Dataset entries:

▽

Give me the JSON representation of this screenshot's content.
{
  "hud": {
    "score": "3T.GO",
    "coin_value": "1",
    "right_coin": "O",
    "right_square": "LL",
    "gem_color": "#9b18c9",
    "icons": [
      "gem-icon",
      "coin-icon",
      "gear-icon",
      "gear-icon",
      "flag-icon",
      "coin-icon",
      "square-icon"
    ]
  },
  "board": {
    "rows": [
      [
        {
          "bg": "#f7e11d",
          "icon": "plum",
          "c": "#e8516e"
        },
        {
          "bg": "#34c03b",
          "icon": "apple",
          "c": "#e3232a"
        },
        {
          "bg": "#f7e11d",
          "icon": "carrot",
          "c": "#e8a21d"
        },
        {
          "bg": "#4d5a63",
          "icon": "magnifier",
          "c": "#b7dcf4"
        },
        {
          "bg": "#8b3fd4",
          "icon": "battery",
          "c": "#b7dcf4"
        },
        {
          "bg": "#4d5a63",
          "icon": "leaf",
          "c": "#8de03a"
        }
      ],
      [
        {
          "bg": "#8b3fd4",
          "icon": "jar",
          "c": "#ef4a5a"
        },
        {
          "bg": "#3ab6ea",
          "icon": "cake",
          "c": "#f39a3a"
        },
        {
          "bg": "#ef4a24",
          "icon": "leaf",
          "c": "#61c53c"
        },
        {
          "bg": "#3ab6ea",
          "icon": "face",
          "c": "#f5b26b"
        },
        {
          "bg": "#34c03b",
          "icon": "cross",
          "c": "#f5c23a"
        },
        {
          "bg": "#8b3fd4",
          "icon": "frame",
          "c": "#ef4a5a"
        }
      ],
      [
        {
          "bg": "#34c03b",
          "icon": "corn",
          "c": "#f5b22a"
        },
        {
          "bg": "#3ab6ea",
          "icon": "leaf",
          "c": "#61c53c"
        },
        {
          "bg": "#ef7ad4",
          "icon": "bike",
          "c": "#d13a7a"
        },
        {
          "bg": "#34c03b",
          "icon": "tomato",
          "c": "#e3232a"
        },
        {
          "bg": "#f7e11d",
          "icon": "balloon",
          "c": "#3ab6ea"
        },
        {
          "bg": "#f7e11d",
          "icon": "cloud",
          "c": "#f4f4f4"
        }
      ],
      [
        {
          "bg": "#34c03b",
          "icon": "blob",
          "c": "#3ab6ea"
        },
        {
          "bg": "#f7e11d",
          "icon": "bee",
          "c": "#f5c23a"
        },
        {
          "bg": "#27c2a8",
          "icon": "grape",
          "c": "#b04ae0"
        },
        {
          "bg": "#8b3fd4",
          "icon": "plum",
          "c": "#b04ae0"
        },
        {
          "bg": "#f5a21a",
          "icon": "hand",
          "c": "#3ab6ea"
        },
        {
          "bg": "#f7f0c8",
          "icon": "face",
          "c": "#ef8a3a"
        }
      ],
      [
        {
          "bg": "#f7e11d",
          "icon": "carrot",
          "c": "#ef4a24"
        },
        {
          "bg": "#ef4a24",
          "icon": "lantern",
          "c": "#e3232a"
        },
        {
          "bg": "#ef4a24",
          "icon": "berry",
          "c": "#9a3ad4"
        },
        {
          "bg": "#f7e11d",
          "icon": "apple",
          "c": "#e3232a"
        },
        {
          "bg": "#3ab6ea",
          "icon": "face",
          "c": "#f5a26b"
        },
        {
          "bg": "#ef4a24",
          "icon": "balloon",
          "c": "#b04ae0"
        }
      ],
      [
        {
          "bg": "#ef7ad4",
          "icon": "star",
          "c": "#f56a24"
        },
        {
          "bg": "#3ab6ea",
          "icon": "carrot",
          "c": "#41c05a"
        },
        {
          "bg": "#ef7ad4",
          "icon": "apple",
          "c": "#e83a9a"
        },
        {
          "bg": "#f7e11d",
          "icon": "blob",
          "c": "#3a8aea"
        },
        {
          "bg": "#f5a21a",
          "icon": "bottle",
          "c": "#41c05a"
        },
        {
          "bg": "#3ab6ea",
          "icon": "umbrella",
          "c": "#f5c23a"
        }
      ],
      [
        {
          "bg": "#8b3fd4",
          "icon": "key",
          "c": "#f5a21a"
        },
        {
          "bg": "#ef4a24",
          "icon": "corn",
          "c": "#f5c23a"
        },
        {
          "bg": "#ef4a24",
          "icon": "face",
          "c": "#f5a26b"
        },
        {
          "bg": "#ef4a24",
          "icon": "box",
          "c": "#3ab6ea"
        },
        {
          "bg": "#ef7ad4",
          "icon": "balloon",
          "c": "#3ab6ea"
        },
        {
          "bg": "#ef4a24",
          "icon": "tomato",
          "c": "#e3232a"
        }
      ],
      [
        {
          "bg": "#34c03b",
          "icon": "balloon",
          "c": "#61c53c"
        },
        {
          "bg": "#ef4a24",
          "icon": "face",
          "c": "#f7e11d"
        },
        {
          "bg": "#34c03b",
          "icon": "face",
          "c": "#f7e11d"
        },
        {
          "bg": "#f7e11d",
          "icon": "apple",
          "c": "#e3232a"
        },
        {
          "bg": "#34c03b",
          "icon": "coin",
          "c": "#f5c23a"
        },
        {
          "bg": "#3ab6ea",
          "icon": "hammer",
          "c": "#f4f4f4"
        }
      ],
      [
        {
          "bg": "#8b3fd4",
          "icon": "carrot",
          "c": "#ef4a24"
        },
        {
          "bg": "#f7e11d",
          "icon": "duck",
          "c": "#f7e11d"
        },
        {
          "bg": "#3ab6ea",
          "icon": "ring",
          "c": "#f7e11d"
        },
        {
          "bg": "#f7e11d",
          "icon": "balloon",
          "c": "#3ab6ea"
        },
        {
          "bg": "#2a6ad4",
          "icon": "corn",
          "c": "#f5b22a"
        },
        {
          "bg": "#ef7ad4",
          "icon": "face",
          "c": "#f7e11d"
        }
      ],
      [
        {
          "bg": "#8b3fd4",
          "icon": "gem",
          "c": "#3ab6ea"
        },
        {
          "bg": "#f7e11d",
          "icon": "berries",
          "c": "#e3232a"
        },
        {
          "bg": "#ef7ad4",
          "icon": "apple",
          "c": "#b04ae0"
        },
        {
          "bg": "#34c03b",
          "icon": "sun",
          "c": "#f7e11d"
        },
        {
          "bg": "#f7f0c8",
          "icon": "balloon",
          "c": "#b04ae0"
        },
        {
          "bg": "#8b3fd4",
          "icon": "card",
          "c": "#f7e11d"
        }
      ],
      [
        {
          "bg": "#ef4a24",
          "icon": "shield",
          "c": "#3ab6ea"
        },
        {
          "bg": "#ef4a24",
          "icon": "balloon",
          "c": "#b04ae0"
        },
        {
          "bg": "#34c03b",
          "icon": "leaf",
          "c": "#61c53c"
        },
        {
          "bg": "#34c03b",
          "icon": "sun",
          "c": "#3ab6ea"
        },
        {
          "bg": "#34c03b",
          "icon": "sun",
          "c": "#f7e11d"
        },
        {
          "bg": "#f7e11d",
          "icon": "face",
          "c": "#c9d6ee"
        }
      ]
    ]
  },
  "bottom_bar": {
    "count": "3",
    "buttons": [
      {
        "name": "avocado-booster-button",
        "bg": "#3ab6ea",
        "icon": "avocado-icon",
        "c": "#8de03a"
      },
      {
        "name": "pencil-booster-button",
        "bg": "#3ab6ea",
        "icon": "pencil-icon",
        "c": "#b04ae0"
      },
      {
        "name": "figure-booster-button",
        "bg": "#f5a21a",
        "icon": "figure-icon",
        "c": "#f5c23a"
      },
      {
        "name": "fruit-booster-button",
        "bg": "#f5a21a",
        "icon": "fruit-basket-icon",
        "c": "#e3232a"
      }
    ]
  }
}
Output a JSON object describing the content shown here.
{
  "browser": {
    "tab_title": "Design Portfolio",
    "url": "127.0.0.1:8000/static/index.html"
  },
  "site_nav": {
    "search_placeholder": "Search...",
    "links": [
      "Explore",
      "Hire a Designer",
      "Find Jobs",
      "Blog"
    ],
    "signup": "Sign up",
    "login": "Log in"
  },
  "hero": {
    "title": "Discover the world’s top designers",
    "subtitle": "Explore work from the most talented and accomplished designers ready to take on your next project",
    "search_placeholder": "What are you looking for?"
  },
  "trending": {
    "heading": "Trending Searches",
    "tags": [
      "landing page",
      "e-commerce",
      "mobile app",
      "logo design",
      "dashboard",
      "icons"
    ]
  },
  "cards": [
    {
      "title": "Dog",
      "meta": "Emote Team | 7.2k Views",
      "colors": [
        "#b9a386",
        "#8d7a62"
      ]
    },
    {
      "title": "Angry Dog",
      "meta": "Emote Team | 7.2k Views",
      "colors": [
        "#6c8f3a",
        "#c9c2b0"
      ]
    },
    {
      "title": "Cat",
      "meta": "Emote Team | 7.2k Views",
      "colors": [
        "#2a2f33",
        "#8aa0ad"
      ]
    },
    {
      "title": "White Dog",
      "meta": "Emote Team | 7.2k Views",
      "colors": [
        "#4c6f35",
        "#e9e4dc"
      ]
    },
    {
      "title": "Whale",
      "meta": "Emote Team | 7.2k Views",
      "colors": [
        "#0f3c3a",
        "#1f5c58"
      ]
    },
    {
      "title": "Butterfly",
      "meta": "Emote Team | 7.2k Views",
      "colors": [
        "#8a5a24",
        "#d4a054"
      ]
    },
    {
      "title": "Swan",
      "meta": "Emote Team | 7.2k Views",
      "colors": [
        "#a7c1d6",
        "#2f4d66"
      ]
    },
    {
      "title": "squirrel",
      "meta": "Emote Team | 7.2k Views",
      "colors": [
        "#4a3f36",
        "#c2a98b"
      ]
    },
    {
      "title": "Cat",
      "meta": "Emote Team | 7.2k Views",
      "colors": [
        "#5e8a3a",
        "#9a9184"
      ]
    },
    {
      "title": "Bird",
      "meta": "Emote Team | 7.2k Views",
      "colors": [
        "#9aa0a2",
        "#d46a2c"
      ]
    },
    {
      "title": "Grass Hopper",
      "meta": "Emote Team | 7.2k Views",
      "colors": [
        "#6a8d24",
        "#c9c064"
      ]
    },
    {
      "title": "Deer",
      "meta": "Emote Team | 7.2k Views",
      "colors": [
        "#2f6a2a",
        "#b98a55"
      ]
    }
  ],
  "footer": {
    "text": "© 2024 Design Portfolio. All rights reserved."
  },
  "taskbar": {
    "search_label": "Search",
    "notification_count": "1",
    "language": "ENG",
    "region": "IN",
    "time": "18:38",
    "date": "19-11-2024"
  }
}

△

WHAT YOU SHOULD DO:
Of the lines above, how many include the word "JSON"? Reply with the number alone.

EXERCISE RESPONSE:
2